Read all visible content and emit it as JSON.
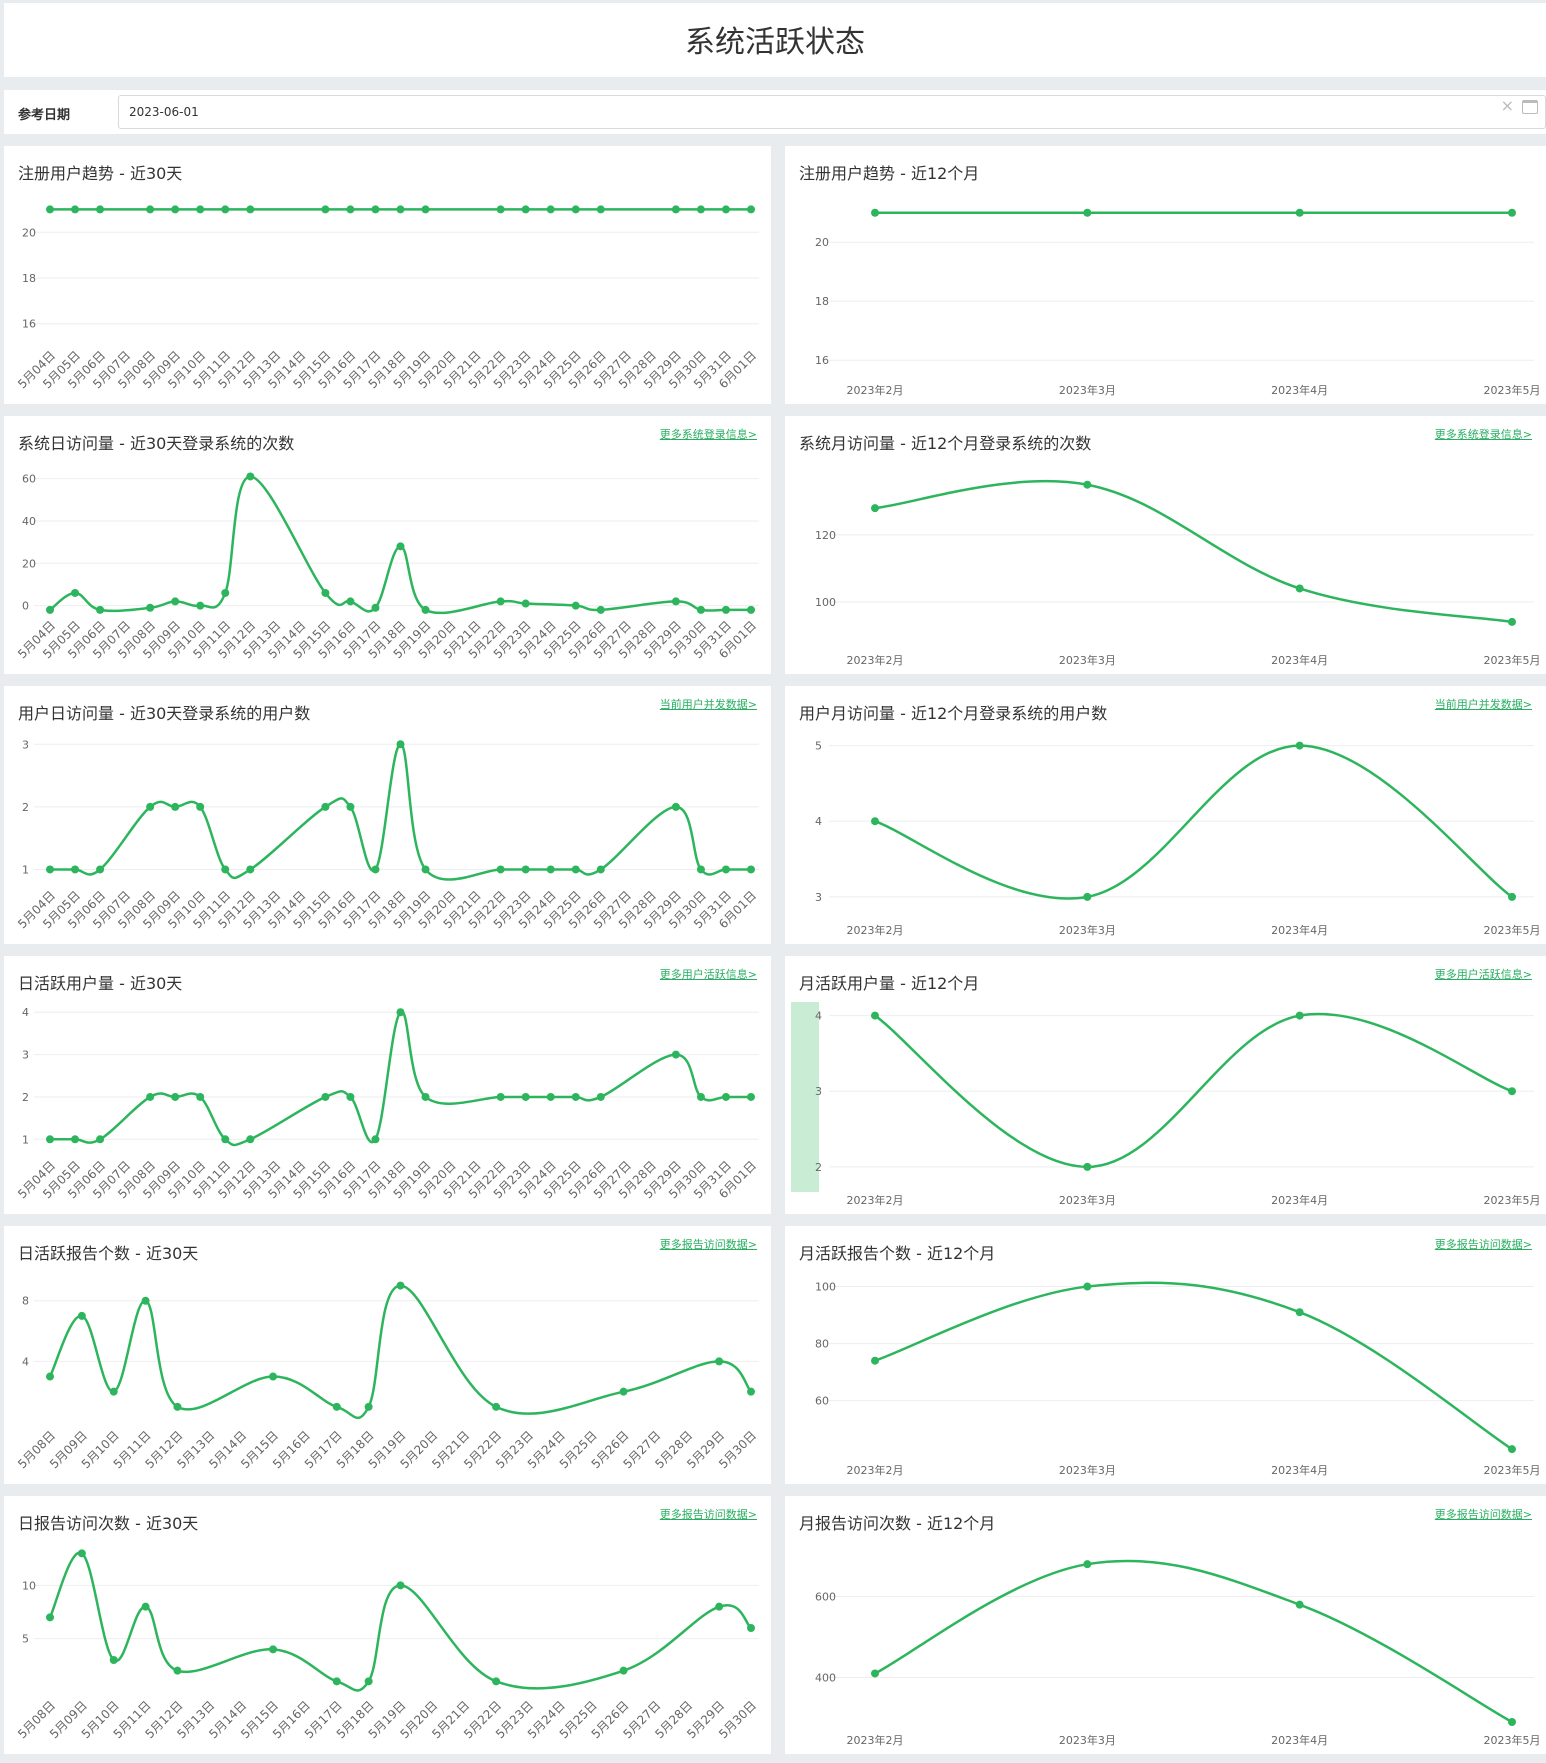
{
  "page": {
    "title": "系统活跃状态"
  },
  "filter": {
    "label": "参考日期",
    "value": "2023-06-01"
  },
  "colors": {
    "line": "#2db55d",
    "grid": "#eeeeee",
    "axis": "#666666",
    "highlight": "#c9ecd4",
    "link": "#27ae60"
  },
  "chart_data": [
    {
      "id": "reg-30",
      "type": "line",
      "title": "注册用户趋势 - 近30天",
      "more": "",
      "categories": [
        "5月04日",
        "5月05日",
        "5月06日",
        "5月07日",
        "5月08日",
        "5月09日",
        "5月10日",
        "5月11日",
        "5月12日",
        "5月13日",
        "5月14日",
        "5月15日",
        "5月16日",
        "5月17日",
        "5月18日",
        "5月19日",
        "5月20日",
        "5月21日",
        "5月22日",
        "5月23日",
        "5月24日",
        "5月25日",
        "5月26日",
        "5月27日",
        "5月28日",
        "5月29日",
        "5月30日",
        "5月31日",
        "6月01日"
      ],
      "values": [
        21,
        21,
        21,
        null,
        21,
        21,
        21,
        21,
        21,
        null,
        null,
        21,
        21,
        21,
        21,
        21,
        null,
        null,
        21,
        21,
        21,
        21,
        21,
        null,
        null,
        21,
        21,
        21,
        21
      ],
      "yticks": [
        16,
        18,
        20
      ],
      "ylim": [
        15.2,
        21.5
      ],
      "smooth": false
    },
    {
      "id": "reg-12",
      "type": "line",
      "title": "注册用户趋势 - 近12个月",
      "more": "",
      "categories": [
        "2023年2月",
        "2023年3月",
        "2023年4月",
        "2023年5月"
      ],
      "values": [
        21,
        21,
        21,
        21
      ],
      "yticks": [
        16,
        18,
        20
      ],
      "ylim": [
        15.6,
        21.5
      ],
      "smooth": false
    },
    {
      "id": "sysvisit-30",
      "type": "line",
      "title": "系统日访问量 - 近30天登录系统的次数",
      "more": "更多系统登录信息>",
      "categories": [
        "5月04日",
        "5月05日",
        "5月06日",
        "5月07日",
        "5月08日",
        "5月09日",
        "5月10日",
        "5月11日",
        "5月12日",
        "5月13日",
        "5月14日",
        "5月15日",
        "5月16日",
        "5月17日",
        "5月18日",
        "5月19日",
        "5月20日",
        "5月21日",
        "5月22日",
        "5月23日",
        "5月24日",
        "5月25日",
        "5月26日",
        "5月27日",
        "5月28日",
        "5月29日",
        "5月30日",
        "5月31日",
        "6月01日"
      ],
      "values": [
        -2,
        6,
        -2,
        null,
        -1,
        2,
        0,
        6,
        61,
        null,
        null,
        6,
        2,
        -1,
        28,
        -2,
        null,
        null,
        2,
        1,
        null,
        0,
        -2,
        null,
        null,
        2,
        -2,
        -2,
        -2
      ],
      "yticks": [
        0,
        20,
        40,
        60
      ],
      "ylim": [
        -3,
        65
      ],
      "smooth": true
    },
    {
      "id": "sysvisit-12",
      "type": "line",
      "title": "系统月访问量 - 近12个月登录系统的次数",
      "more": "更多系统登录信息>",
      "categories": [
        "2023年2月",
        "2023年3月",
        "2023年4月",
        "2023年5月"
      ],
      "values": [
        128,
        135,
        104,
        94
      ],
      "yticks": [
        100,
        120
      ],
      "ylim": [
        88,
        140
      ],
      "smooth": true
    },
    {
      "id": "uservisit-30",
      "type": "line",
      "title": "用户日访问量 - 近30天登录系统的用户数",
      "more": "当前用户并发数据>",
      "categories": [
        "5月04日",
        "5月05日",
        "5月06日",
        "5月07日",
        "5月08日",
        "5月09日",
        "5月10日",
        "5月11日",
        "5月12日",
        "5月13日",
        "5月14日",
        "5月15日",
        "5月16日",
        "5月17日",
        "5月18日",
        "5月19日",
        "5月20日",
        "5月21日",
        "5月22日",
        "5月23日",
        "5月24日",
        "5月25日",
        "5月26日",
        "5月27日",
        "5月28日",
        "5月29日",
        "5月30日",
        "5月31日",
        "6月01日"
      ],
      "values": [
        1,
        1,
        1,
        null,
        2,
        2,
        2,
        1,
        1,
        null,
        null,
        2,
        2,
        1,
        3,
        1,
        null,
        null,
        1,
        1,
        1,
        1,
        1,
        null,
        null,
        2,
        1,
        1,
        1
      ],
      "yticks": [
        1,
        2,
        3
      ],
      "ylim": [
        0.8,
        3.1
      ],
      "smooth": true
    },
    {
      "id": "uservisit-12",
      "type": "line",
      "title": "用户月访问量 - 近12个月登录系统的用户数",
      "more": "当前用户并发数据>",
      "categories": [
        "2023年2月",
        "2023年3月",
        "2023年4月",
        "2023年5月"
      ],
      "values": [
        4,
        3,
        5,
        3
      ],
      "yticks": [
        3,
        4,
        5
      ],
      "ylim": [
        2.8,
        5.1
      ],
      "smooth": true
    },
    {
      "id": "dau-30",
      "type": "line",
      "title": "日活跃用户量 - 近30天",
      "more": "更多用户活跃信息>",
      "categories": [
        "5月04日",
        "5月05日",
        "5月06日",
        "5月07日",
        "5月08日",
        "5月09日",
        "5月10日",
        "5月11日",
        "5月12日",
        "5月13日",
        "5月14日",
        "5月15日",
        "5月16日",
        "5月17日",
        "5月18日",
        "5月19日",
        "5月20日",
        "5月21日",
        "5月22日",
        "5月23日",
        "5月24日",
        "5月25日",
        "5月26日",
        "5月27日",
        "5月28日",
        "5月29日",
        "5月30日",
        "5月31日",
        "6月01日"
      ],
      "values": [
        1,
        1,
        1,
        null,
        2,
        2,
        2,
        1,
        1,
        null,
        null,
        2,
        2,
        1,
        4,
        2,
        null,
        null,
        2,
        2,
        2,
        2,
        2,
        null,
        null,
        3,
        2,
        2,
        2
      ],
      "yticks": [
        1,
        2,
        3,
        4
      ],
      "ylim": [
        0.7,
        4.1
      ],
      "smooth": true
    },
    {
      "id": "mau-12",
      "type": "line",
      "title": "月活跃用户量 - 近12个月",
      "more": "更多用户活跃信息>",
      "categories": [
        "2023年2月",
        "2023年3月",
        "2023年4月",
        "2023年5月"
      ],
      "values": [
        4,
        2,
        4,
        3
      ],
      "yticks": [
        2,
        3,
        4
      ],
      "ylim": [
        1.8,
        4.1
      ],
      "smooth": true,
      "highlight_yaxis": true
    },
    {
      "id": "report-30",
      "type": "line",
      "title": "日活跃报告个数 - 近30天",
      "more": "更多报告访问数据>",
      "categories": [
        "5月08日",
        "5月09日",
        "5月10日",
        "5月11日",
        "5月12日",
        "5月13日",
        "5月14日",
        "5月15日",
        "5月16日",
        "5月17日",
        "5月18日",
        "5月19日",
        "5月20日",
        "5月21日",
        "5月22日",
        "5月23日",
        "5月24日",
        "5月25日",
        "5月26日",
        "5月27日",
        "5月28日",
        "5月29日",
        "5月30日"
      ],
      "values": [
        3,
        7,
        2,
        8,
        1,
        null,
        null,
        3,
        null,
        1,
        1,
        9,
        null,
        null,
        1,
        null,
        null,
        null,
        2,
        null,
        null,
        4,
        2
      ],
      "yticks": [
        4,
        8
      ],
      "ylim": [
        0,
        9.5
      ],
      "smooth": true
    },
    {
      "id": "report-12",
      "type": "line",
      "title": "月活跃报告个数 - 近12个月",
      "more": "更多报告访问数据>",
      "categories": [
        "2023年2月",
        "2023年3月",
        "2023年4月",
        "2023年5月"
      ],
      "values": [
        74,
        100,
        91,
        43
      ],
      "yticks": [
        60,
        80,
        100
      ],
      "ylim": [
        42,
        103
      ],
      "smooth": true
    },
    {
      "id": "reportvisit-30",
      "type": "line",
      "title": "日报告访问次数 - 近30天",
      "more": "更多报告访问数据>",
      "categories": [
        "5月08日",
        "5月09日",
        "5月10日",
        "5月11日",
        "5月12日",
        "5月13日",
        "5月14日",
        "5月15日",
        "5月16日",
        "5月17日",
        "5月18日",
        "5月19日",
        "5月20日",
        "5月21日",
        "5月22日",
        "5月23日",
        "5月24日",
        "5月25日",
        "5月26日",
        "5月27日",
        "5月28日",
        "5月29日",
        "5月30日"
      ],
      "values": [
        7,
        13,
        3,
        8,
        2,
        null,
        null,
        4,
        null,
        1,
        1,
        10,
        null,
        null,
        1,
        null,
        null,
        null,
        2,
        null,
        null,
        8,
        6
      ],
      "yticks": [
        5,
        10
      ],
      "ylim": [
        0,
        13.5
      ],
      "smooth": true
    },
    {
      "id": "reportvisit-12",
      "type": "line",
      "title": "月报告访问次数 - 近12个月",
      "more": "更多报告访问数据>",
      "categories": [
        "2023年2月",
        "2023年3月",
        "2023年4月",
        "2023年5月"
      ],
      "values": [
        410,
        680,
        580,
        290
      ],
      "yticks": [
        400,
        600
      ],
      "ylim": [
        290,
        720
      ],
      "smooth": true
    }
  ]
}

__________________________________________________

> OBJECTIVE
What is the number of lines that hold the string "reportvisit"? Reply with that number alone.

> EXERCISE ANSWER
2